**INPUT DATA:**
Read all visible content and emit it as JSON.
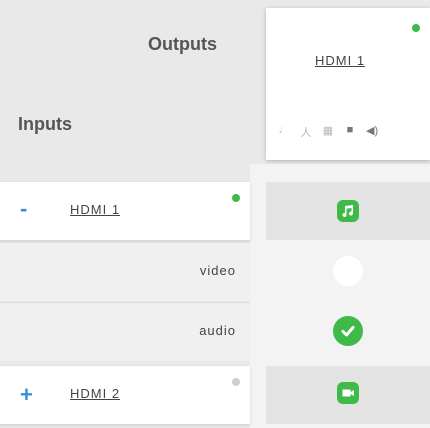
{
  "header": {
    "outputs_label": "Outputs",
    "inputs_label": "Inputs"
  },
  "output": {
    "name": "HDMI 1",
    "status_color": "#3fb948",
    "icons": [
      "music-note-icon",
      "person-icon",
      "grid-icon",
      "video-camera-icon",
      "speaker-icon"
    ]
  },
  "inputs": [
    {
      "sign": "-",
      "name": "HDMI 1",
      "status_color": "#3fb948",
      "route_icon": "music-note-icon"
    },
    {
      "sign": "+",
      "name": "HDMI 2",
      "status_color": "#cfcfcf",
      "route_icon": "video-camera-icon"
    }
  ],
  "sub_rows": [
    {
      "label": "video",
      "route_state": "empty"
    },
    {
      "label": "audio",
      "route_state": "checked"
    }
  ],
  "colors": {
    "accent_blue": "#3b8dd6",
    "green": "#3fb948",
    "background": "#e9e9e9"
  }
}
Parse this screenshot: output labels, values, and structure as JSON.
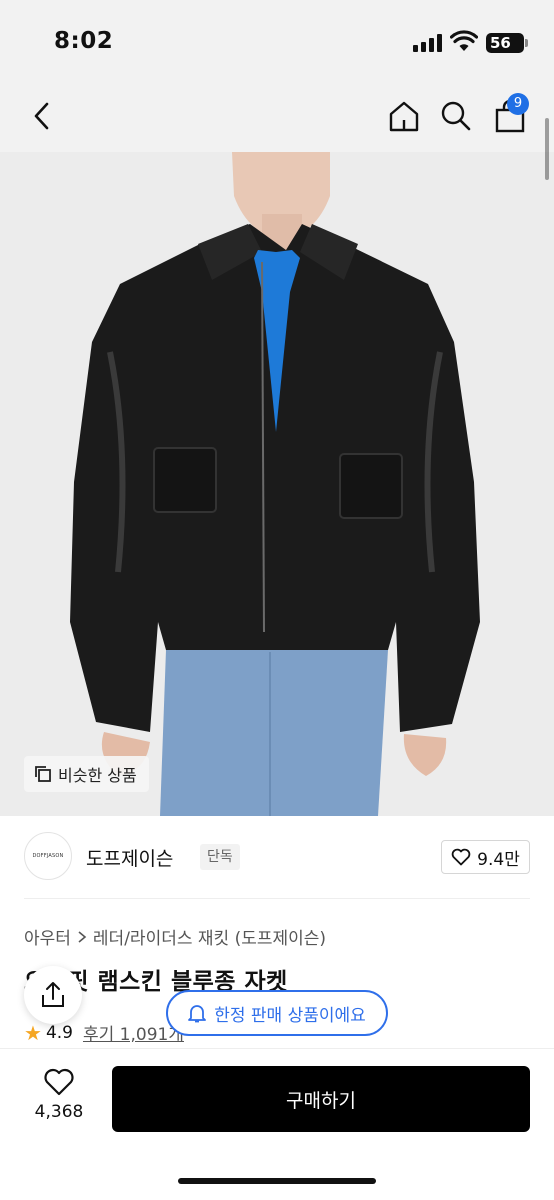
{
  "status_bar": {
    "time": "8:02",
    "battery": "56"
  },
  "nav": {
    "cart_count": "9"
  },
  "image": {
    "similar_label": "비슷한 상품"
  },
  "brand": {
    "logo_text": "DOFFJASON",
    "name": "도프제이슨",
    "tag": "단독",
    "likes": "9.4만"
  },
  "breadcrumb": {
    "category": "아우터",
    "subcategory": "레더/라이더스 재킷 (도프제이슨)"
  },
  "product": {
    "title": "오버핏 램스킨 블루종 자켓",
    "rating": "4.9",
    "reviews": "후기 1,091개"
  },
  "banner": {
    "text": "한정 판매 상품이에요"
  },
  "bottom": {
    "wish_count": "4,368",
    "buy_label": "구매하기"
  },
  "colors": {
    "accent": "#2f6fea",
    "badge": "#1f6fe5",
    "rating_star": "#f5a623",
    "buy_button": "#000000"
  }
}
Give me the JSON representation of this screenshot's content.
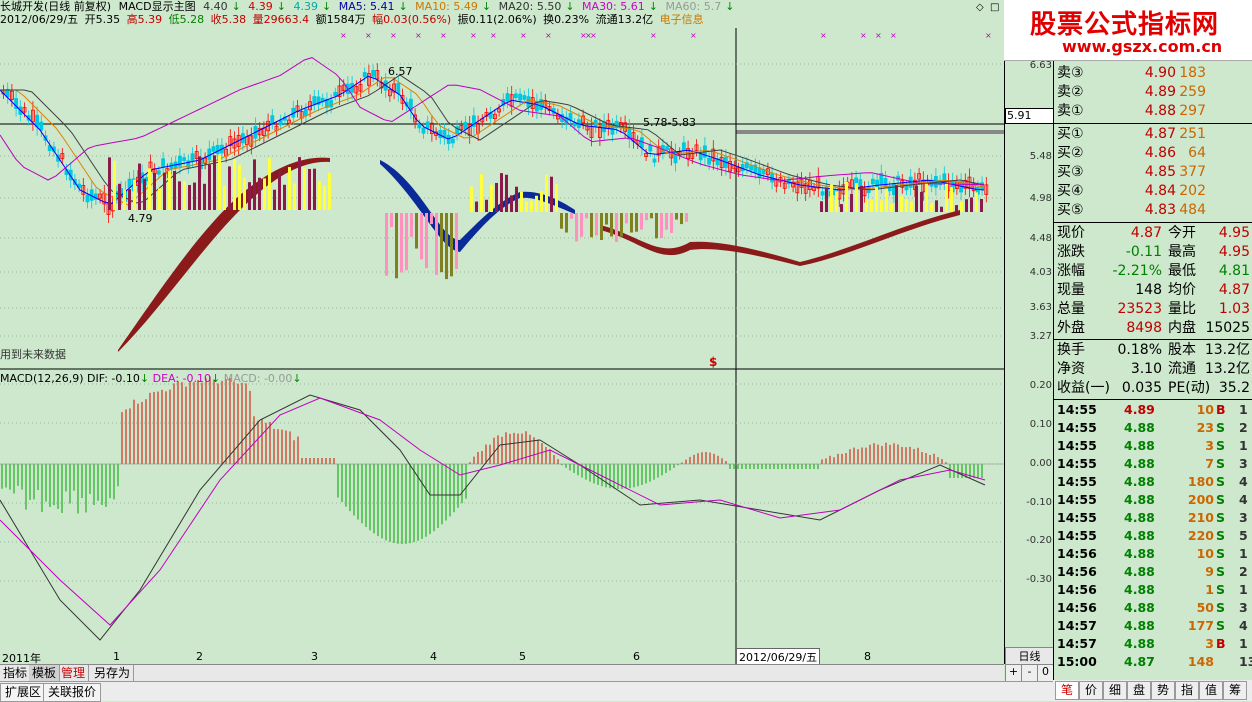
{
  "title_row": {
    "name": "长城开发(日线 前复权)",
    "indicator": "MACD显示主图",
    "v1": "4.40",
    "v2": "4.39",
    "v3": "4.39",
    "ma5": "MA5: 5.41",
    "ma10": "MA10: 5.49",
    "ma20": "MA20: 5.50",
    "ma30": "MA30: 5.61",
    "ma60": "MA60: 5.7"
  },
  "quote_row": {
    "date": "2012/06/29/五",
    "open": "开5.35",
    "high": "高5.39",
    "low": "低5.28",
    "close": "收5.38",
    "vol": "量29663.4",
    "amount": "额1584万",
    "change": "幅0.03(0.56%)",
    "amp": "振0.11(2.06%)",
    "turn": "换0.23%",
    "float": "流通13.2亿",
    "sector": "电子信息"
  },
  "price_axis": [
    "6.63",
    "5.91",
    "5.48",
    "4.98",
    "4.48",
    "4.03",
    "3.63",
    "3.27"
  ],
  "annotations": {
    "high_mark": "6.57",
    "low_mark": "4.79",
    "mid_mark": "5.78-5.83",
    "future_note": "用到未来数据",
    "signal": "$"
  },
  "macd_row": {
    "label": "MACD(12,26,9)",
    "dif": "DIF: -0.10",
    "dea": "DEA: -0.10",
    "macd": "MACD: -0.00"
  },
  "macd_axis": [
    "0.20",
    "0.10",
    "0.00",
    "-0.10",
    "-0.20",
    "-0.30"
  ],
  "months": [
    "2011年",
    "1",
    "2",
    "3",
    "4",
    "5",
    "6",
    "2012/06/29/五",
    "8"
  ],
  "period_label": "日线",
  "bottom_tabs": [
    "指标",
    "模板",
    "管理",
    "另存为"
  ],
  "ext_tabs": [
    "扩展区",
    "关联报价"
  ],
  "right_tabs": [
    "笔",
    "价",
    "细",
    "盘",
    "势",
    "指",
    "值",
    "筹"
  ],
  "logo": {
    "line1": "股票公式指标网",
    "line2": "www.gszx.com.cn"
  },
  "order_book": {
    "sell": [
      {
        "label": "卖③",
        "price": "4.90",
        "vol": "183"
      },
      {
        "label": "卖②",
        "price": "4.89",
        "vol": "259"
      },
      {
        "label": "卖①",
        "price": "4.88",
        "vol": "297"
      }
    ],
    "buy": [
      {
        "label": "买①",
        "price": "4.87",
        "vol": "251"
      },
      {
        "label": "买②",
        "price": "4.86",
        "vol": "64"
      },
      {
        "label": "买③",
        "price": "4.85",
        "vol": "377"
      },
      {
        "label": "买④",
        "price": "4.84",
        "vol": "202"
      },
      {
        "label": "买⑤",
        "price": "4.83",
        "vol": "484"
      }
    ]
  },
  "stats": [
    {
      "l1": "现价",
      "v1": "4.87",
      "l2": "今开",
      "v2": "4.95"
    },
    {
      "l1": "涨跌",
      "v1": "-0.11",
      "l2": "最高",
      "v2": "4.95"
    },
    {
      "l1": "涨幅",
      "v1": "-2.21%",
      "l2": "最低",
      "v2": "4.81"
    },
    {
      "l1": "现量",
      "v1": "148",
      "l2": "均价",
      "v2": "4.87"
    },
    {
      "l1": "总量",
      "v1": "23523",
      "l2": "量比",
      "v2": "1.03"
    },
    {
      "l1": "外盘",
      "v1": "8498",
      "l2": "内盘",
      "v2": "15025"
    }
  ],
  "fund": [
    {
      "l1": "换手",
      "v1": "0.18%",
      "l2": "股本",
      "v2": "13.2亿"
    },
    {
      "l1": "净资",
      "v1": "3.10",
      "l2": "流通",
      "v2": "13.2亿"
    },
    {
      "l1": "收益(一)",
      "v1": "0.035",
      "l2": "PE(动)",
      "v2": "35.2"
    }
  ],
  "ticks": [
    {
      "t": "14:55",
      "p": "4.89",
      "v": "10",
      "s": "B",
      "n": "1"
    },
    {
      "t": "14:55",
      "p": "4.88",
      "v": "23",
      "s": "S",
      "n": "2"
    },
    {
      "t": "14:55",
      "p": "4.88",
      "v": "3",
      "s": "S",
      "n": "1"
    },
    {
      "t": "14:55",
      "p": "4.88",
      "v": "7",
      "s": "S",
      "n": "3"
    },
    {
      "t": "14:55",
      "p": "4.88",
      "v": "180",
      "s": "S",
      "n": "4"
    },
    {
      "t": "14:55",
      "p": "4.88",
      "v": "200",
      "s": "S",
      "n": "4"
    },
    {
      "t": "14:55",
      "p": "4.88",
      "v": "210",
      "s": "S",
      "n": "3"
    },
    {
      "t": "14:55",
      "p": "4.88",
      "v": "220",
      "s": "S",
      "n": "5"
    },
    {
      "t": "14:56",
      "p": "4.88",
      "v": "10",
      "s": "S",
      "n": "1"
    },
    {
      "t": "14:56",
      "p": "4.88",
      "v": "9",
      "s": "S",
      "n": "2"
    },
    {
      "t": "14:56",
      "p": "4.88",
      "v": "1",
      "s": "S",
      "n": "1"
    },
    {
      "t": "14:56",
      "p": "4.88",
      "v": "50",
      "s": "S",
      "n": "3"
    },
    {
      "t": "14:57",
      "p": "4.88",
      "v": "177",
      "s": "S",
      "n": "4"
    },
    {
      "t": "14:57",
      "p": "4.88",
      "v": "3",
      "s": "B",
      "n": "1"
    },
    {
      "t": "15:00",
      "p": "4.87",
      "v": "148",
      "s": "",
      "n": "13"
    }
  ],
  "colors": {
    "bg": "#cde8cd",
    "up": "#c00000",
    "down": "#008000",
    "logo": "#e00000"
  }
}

**WRITTEN TASK:** The entries above should be reproduced exactly, without their pictures.

**THE OUTPUT:**
Read all visible content and emit it as JSON.
{
  "header": {
    "outputs_label": "Outputs",
    "inputs_label": "Inputs"
  },
  "output": {
    "name": "HDMI 1",
    "status_color": "#3fb948",
    "icons": [
      "music-note-icon",
      "person-icon",
      "grid-icon",
      "video-camera-icon",
      "speaker-icon"
    ]
  },
  "inputs": [
    {
      "sign": "-",
      "name": "HDMI 1",
      "status_color": "#3fb948",
      "route_icon": "music-note-icon"
    },
    {
      "sign": "+",
      "name": "HDMI 2",
      "status_color": "#cfcfcf",
      "route_icon": "video-camera-icon"
    }
  ],
  "sub_rows": [
    {
      "label": "video",
      "route_state": "empty"
    },
    {
      "label": "audio",
      "route_state": "checked"
    }
  ],
  "colors": {
    "accent_blue": "#3b8dd6",
    "green": "#3fb948",
    "background": "#e9e9e9"
  }
}
Parse this screenshot: output labels, values, and structure as JSON.
{
  "status_bar": {
    "time": "8:02",
    "battery": "56"
  },
  "nav": {
    "cart_count": "9"
  },
  "image": {
    "similar_label": "비슷한 상품"
  },
  "brand": {
    "logo_text": "DOFFJASON",
    "name": "도프제이슨",
    "tag": "단독",
    "likes": "9.4만"
  },
  "breadcrumb": {
    "category": "아우터",
    "subcategory": "레더/라이더스 재킷 (도프제이슨)"
  },
  "product": {
    "title": "오버핏 램스킨 블루종 자켓",
    "rating": "4.9",
    "reviews": "후기 1,091개"
  },
  "banner": {
    "text": "한정 판매 상품이에요"
  },
  "bottom": {
    "wish_count": "4,368",
    "buy_label": "구매하기"
  },
  "colors": {
    "accent": "#2f6fea",
    "badge": "#1f6fe5",
    "rating_star": "#f5a623",
    "buy_button": "#000000"
  }
}
Give me the JSON representation of this screenshot's content.
{
  "title_row": {
    "name": "长城开发(日线 前复权)",
    "indicator": "MACD显示主图",
    "v1": "4.40",
    "v2": "4.39",
    "v3": "4.39",
    "ma5": "MA5: 5.41",
    "ma10": "MA10: 5.49",
    "ma20": "MA20: 5.50",
    "ma30": "MA30: 5.61",
    "ma60": "MA60: 5.7"
  },
  "quote_row": {
    "date": "2012/06/29/五",
    "open": "开5.35",
    "high": "高5.39",
    "low": "低5.28",
    "close": "收5.38",
    "vol": "量29663.4",
    "amount": "额1584万",
    "change": "幅0.03(0.56%)",
    "amp": "振0.11(2.06%)",
    "turn": "换0.23%",
    "float": "流通13.2亿",
    "sector": "电子信息"
  },
  "price_axis": [
    "6.63",
    "5.91",
    "5.48",
    "4.98",
    "4.48",
    "4.03",
    "3.63",
    "3.27"
  ],
  "annotations": {
    "high_mark": "6.57",
    "low_mark": "4.79",
    "mid_mark": "5.78-5.83",
    "future_note": "用到未来数据",
    "signal": "$"
  },
  "macd_row": {
    "label": "MACD(12,26,9)",
    "dif": "DIF: -0.10",
    "dea": "DEA: -0.10",
    "macd": "MACD: -0.00"
  },
  "macd_axis": [
    "0.20",
    "0.10",
    "0.00",
    "-0.10",
    "-0.20",
    "-0.30"
  ],
  "months": [
    "2011年",
    "1",
    "2",
    "3",
    "4",
    "5",
    "6",
    "2012/06/29/五",
    "8"
  ],
  "period_label": "日线",
  "bottom_tabs": [
    "指标",
    "模板",
    "管理",
    "另存为"
  ],
  "ext_tabs": [
    "扩展区",
    "关联报价"
  ],
  "right_tabs": [
    "笔",
    "价",
    "细",
    "盘",
    "势",
    "指",
    "值",
    "筹"
  ],
  "logo": {
    "line1": "股票公式指标网",
    "line2": "www.gszx.com.cn"
  },
  "order_book": {
    "sell": [
      {
        "label": "卖③",
        "price": "4.90",
        "vol": "183"
      },
      {
        "label": "卖②",
        "price": "4.89",
        "vol": "259"
      },
      {
        "label": "卖①",
        "price": "4.88",
        "vol": "297"
      }
    ],
    "buy": [
      {
        "label": "买①",
        "price": "4.87",
        "vol": "251"
      },
      {
        "label": "买②",
        "price": "4.86",
        "vol": "64"
      },
      {
        "label": "买③",
        "price": "4.85",
        "vol": "377"
      },
      {
        "label": "买④",
        "price": "4.84",
        "vol": "202"
      },
      {
        "label": "买⑤",
        "price": "4.83",
        "vol": "484"
      }
    ]
  },
  "stats": [
    {
      "l1": "现价",
      "v1": "4.87",
      "l2": "今开",
      "v2": "4.95"
    },
    {
      "l1": "涨跌",
      "v1": "-0.11",
      "l2": "最高",
      "v2": "4.95"
    },
    {
      "l1": "涨幅",
      "v1": "-2.21%",
      "l2": "最低",
      "v2": "4.81"
    },
    {
      "l1": "现量",
      "v1": "148",
      "l2": "均价",
      "v2": "4.87"
    },
    {
      "l1": "总量",
      "v1": "23523",
      "l2": "量比",
      "v2": "1.03"
    },
    {
      "l1": "外盘",
      "v1": "8498",
      "l2": "内盘",
      "v2": "15025"
    }
  ],
  "fund": [
    {
      "l1": "换手",
      "v1": "0.18%",
      "l2": "股本",
      "v2": "13.2亿"
    },
    {
      "l1": "净资",
      "v1": "3.10",
      "l2": "流通",
      "v2": "13.2亿"
    },
    {
      "l1": "收益(一)",
      "v1": "0.035",
      "l2": "PE(动)",
      "v2": "35.2"
    }
  ],
  "ticks": [
    {
      "t": "14:55",
      "p": "4.89",
      "v": "10",
      "s": "B",
      "n": "1"
    },
    {
      "t": "14:55",
      "p": "4.88",
      "v": "23",
      "s": "S",
      "n": "2"
    },
    {
      "t": "14:55",
      "p": "4.88",
      "v": "3",
      "s": "S",
      "n": "1"
    },
    {
      "t": "14:55",
      "p": "4.88",
      "v": "7",
      "s": "S",
      "n": "3"
    },
    {
      "t": "14:55",
      "p": "4.88",
      "v": "180",
      "s": "S",
      "n": "4"
    },
    {
      "t": "14:55",
      "p": "4.88",
      "v": "200",
      "s": "S",
      "n": "4"
    },
    {
      "t": "14:55",
      "p": "4.88",
      "v": "210",
      "s": "S",
      "n": "3"
    },
    {
      "t": "14:55",
      "p": "4.88",
      "v": "220",
      "s": "S",
      "n": "5"
    },
    {
      "t": "14:56",
      "p": "4.88",
      "v": "10",
      "s": "S",
      "n": "1"
    },
    {
      "t": "14:56",
      "p": "4.88",
      "v": "9",
      "s": "S",
      "n": "2"
    },
    {
      "t": "14:56",
      "p": "4.88",
      "v": "1",
      "s": "S",
      "n": "1"
    },
    {
      "t": "14:56",
      "p": "4.88",
      "v": "50",
      "s": "S",
      "n": "3"
    },
    {
      "t": "14:57",
      "p": "4.88",
      "v": "177",
      "s": "S",
      "n": "4"
    },
    {
      "t": "14:57",
      "p": "4.88",
      "v": "3",
      "s": "B",
      "n": "1"
    },
    {
      "t": "15:00",
      "p": "4.87",
      "v": "148",
      "s": "",
      "n": "13"
    }
  ],
  "colors": {
    "bg": "#cde8cd",
    "up": "#c00000",
    "down": "#008000",
    "logo": "#e00000"
  }
}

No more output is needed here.